Show all lines holding "content".
______
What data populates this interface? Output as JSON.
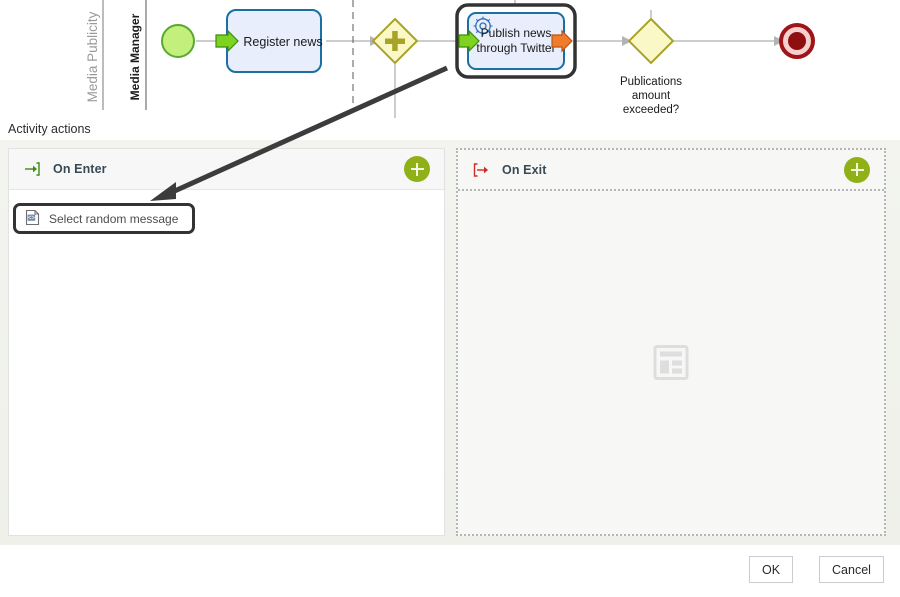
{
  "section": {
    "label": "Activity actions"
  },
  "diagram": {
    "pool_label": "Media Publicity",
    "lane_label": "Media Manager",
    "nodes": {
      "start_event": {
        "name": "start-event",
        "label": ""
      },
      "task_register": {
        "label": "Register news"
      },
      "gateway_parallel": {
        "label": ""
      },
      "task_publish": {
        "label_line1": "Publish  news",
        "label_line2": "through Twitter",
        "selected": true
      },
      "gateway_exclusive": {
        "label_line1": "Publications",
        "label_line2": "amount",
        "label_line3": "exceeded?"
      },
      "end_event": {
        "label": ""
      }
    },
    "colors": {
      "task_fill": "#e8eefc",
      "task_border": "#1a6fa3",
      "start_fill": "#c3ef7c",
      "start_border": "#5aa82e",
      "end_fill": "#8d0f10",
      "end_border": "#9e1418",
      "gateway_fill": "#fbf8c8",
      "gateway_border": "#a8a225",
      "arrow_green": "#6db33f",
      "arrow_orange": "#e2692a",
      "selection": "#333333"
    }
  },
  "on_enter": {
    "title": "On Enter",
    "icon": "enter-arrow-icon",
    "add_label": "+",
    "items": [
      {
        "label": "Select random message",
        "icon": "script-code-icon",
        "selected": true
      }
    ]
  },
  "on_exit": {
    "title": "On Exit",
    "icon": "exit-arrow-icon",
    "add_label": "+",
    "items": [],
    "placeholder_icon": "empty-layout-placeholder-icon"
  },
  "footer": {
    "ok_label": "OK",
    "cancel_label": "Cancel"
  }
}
______
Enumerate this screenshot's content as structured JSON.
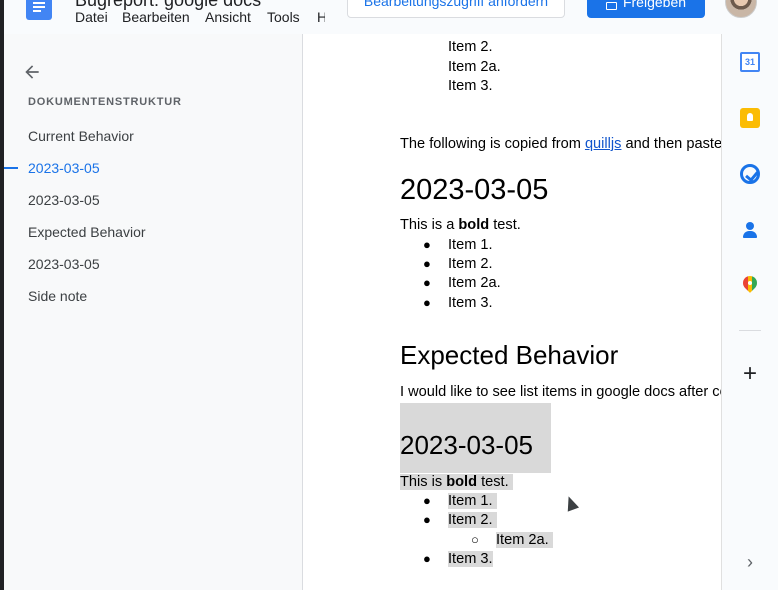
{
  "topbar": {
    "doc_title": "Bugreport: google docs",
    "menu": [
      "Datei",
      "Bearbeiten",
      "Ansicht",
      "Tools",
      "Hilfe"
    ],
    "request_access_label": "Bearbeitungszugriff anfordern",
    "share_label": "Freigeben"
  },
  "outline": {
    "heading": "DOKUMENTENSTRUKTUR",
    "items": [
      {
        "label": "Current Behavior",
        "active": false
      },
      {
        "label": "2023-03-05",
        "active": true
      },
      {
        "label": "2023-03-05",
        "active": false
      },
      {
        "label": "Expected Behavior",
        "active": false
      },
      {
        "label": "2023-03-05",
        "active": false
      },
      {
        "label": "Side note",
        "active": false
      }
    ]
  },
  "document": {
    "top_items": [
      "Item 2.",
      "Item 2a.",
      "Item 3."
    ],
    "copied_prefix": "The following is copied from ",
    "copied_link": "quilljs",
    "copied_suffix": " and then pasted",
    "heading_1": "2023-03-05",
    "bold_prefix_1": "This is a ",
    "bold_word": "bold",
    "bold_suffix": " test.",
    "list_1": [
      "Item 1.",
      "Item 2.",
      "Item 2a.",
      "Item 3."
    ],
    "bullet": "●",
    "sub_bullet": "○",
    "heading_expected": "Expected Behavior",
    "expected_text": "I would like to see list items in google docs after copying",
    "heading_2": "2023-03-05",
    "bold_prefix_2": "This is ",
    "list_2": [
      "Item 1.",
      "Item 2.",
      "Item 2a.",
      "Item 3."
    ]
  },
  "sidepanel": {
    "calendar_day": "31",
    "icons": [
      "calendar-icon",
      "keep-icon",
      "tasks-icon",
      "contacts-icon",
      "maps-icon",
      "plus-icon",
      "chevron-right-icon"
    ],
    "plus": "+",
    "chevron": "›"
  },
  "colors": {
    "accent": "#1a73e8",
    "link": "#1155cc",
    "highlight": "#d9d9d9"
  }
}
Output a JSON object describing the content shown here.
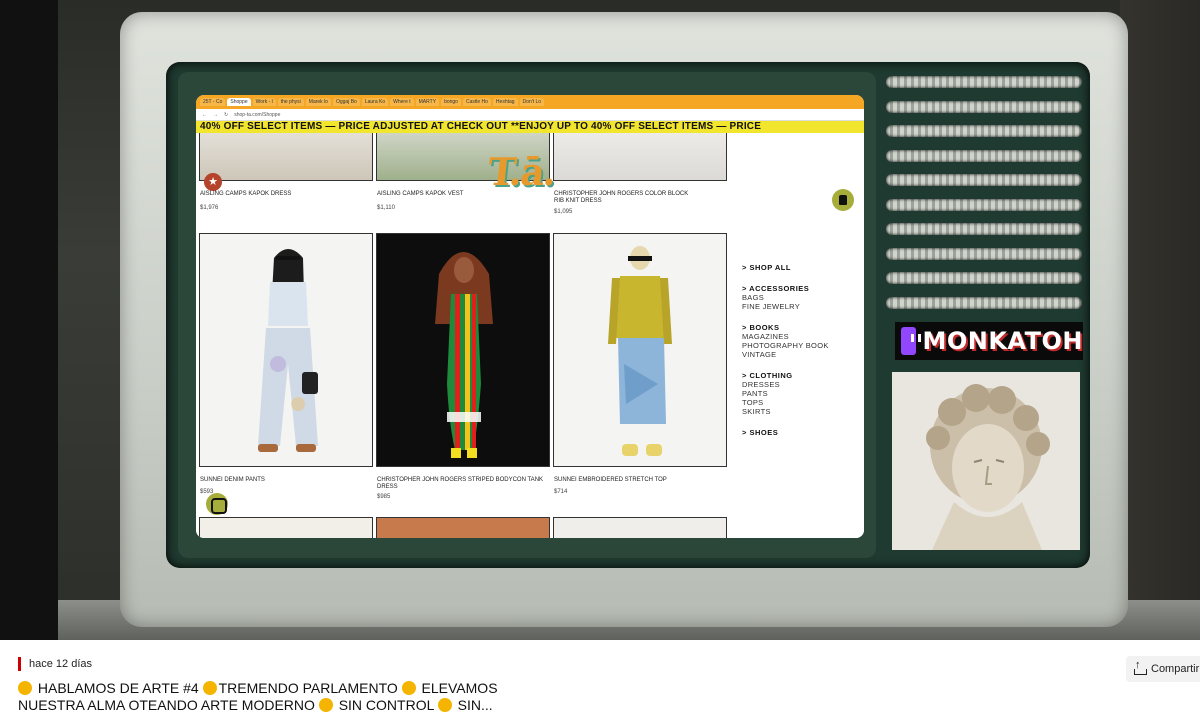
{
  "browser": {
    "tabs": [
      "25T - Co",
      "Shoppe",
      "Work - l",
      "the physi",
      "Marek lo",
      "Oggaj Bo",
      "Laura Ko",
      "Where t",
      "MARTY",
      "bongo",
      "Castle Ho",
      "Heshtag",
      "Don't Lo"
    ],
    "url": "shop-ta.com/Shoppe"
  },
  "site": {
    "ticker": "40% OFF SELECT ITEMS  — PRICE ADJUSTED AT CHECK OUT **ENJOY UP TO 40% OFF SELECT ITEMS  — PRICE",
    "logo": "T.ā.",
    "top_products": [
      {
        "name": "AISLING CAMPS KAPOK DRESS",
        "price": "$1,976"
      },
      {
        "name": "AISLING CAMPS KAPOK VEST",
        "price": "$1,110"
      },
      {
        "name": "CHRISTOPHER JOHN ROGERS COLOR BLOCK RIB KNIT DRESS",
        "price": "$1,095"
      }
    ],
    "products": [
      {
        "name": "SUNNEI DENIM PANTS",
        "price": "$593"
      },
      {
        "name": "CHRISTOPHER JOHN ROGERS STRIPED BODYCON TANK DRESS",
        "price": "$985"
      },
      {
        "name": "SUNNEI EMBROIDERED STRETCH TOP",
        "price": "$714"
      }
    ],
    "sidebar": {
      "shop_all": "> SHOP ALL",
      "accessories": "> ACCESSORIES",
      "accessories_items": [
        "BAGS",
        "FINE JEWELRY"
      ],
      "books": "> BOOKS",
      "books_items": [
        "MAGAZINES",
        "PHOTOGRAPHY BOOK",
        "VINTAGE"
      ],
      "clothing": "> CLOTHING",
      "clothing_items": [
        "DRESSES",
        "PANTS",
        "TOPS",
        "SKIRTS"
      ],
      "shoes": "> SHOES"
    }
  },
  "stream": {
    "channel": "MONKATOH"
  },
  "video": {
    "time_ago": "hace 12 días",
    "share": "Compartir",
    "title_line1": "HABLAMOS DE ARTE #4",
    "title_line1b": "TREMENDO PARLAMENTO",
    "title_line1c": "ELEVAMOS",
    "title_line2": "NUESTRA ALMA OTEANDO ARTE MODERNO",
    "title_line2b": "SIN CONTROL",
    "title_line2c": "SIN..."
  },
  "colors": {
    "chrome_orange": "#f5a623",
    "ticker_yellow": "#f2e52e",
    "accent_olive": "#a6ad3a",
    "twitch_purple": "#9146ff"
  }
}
______
# Task answer:
Enumerate this screenshot's content as structured JSON.
Output a JSON object describing the content shown here.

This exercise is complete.